WORK INSTRUCTIONS: Print the listing in its entirety and exactly, leaving out images.

RECORDS SHOWN:
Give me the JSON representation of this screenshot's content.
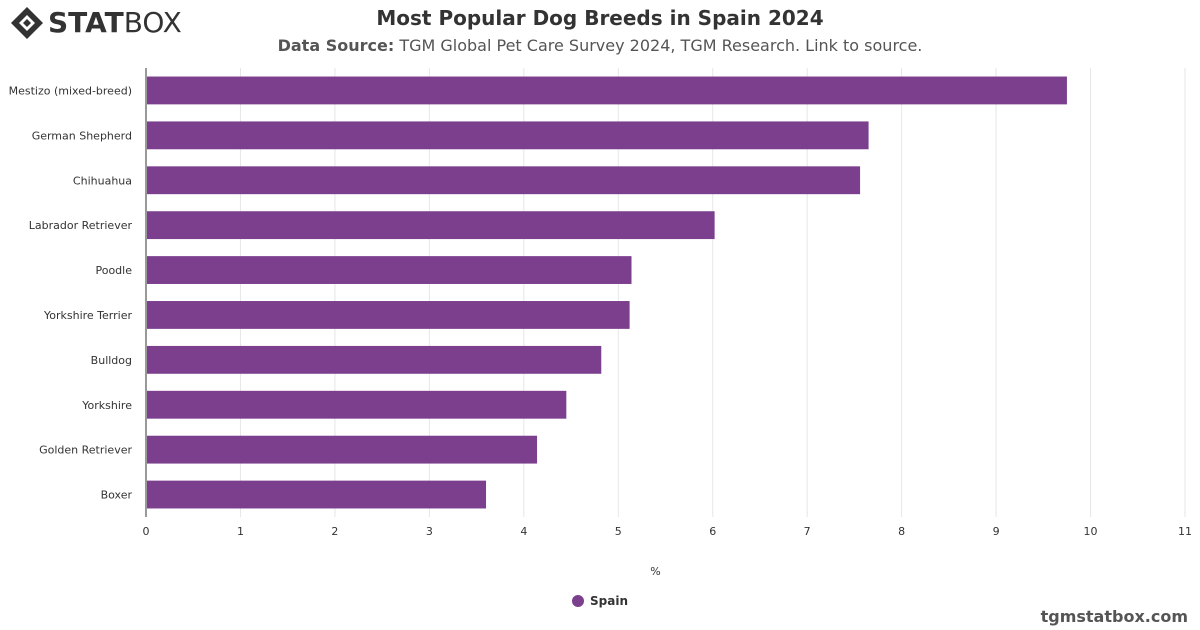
{
  "logo": {
    "part1": "STAT",
    "part2": "BOX"
  },
  "header": {
    "title": "Most Popular Dog Breeds in Spain 2024",
    "source_label": "Data Source:",
    "source_text": "TGM Global Pet Care Survey 2024, TGM Research. Link to source."
  },
  "chart_data": {
    "type": "bar",
    "orientation": "horizontal",
    "categories": [
      "Mestizo (mixed-breed)",
      "German Shepherd",
      "Chihuahua",
      "Labrador Retriever",
      "Poodle",
      "Yorkshire Terrier",
      "Bulldog",
      "Yorkshire",
      "Golden Retriever",
      "Boxer"
    ],
    "series": [
      {
        "name": "Spain",
        "values": [
          9.75,
          7.65,
          7.56,
          6.02,
          5.14,
          5.12,
          4.82,
          4.45,
          4.14,
          3.6
        ]
      }
    ],
    "xlabel": "%",
    "xlim": [
      0,
      11
    ],
    "xticks": [
      0,
      1,
      2,
      3,
      4,
      5,
      6,
      7,
      8,
      9,
      10,
      11
    ],
    "grid": true,
    "legend": "bottom-center"
  },
  "colors": {
    "bar": "#7b3f8e",
    "grid": "#e6e6e6",
    "axis": "#333333"
  },
  "watermark": "tgmstatbox.com"
}
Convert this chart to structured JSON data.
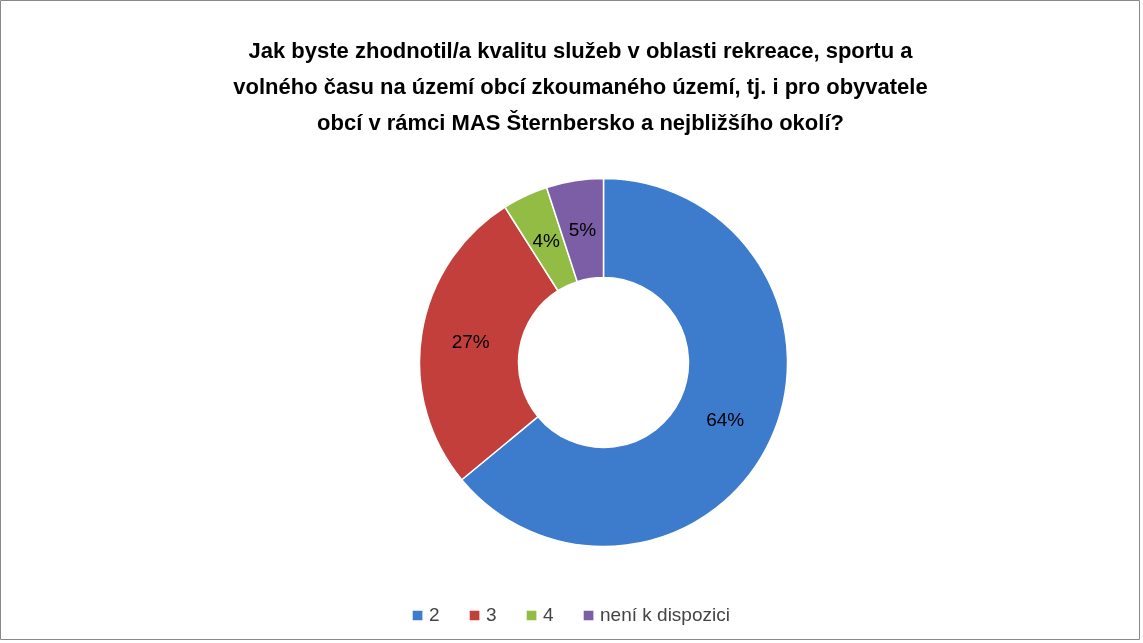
{
  "chart_data": {
    "type": "donut",
    "title": "Jak byste zhodnotil/a kvalitu služeb v oblasti rekreace, sportu a volného času na území obcí zkoumaného území, tj. i pro obyvatele obcí v rámci MAS Šternbersko a nejbližšího okolí?",
    "categories": [
      "2",
      "3",
      "4",
      "není k dispozici"
    ],
    "values": [
      64,
      27,
      4,
      5
    ],
    "colors": [
      "#3d7bcc",
      "#c23f3b",
      "#93bc45",
      "#7b5ea6"
    ],
    "value_labels": [
      "64%",
      "27%",
      "4%",
      "5%"
    ],
    "legend": "bottom"
  }
}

ANSWER TO THIS TASK:
Give me the JSON representation of this screenshot's content.
{
  "logo": {
    "part1": "STAT",
    "part2": "BOX"
  },
  "header": {
    "title": "Most Popular Dog Breeds in Spain 2024",
    "source_label": "Data Source:",
    "source_text": "TGM Global Pet Care Survey 2024, TGM Research. Link to source."
  },
  "chart_data": {
    "type": "bar",
    "orientation": "horizontal",
    "categories": [
      "Mestizo (mixed-breed)",
      "German Shepherd",
      "Chihuahua",
      "Labrador Retriever",
      "Poodle",
      "Yorkshire Terrier",
      "Bulldog",
      "Yorkshire",
      "Golden Retriever",
      "Boxer"
    ],
    "series": [
      {
        "name": "Spain",
        "values": [
          9.75,
          7.65,
          7.56,
          6.02,
          5.14,
          5.12,
          4.82,
          4.45,
          4.14,
          3.6
        ]
      }
    ],
    "xlabel": "%",
    "xlim": [
      0,
      11
    ],
    "xticks": [
      0,
      1,
      2,
      3,
      4,
      5,
      6,
      7,
      8,
      9,
      10,
      11
    ],
    "grid": true,
    "legend": "bottom-center"
  },
  "colors": {
    "bar": "#7b3f8e",
    "grid": "#e6e6e6",
    "axis": "#333333"
  },
  "watermark": "tgmstatbox.com"
}
Convert this chart to structured JSON data.
{
  "chart_data": {
    "type": "donut",
    "title": "Jak byste zhodnotil/a kvalitu služeb v oblasti rekreace, sportu a volného času na území obcí zkoumaného území, tj. i pro obyvatele obcí v rámci MAS Šternbersko a nejbližšího okolí?",
    "categories": [
      "2",
      "3",
      "4",
      "není k dispozici"
    ],
    "values": [
      64,
      27,
      4,
      5
    ],
    "colors": [
      "#3d7bcc",
      "#c23f3b",
      "#93bc45",
      "#7b5ea6"
    ],
    "value_labels": [
      "64%",
      "27%",
      "4%",
      "5%"
    ],
    "legend": "bottom"
  }
}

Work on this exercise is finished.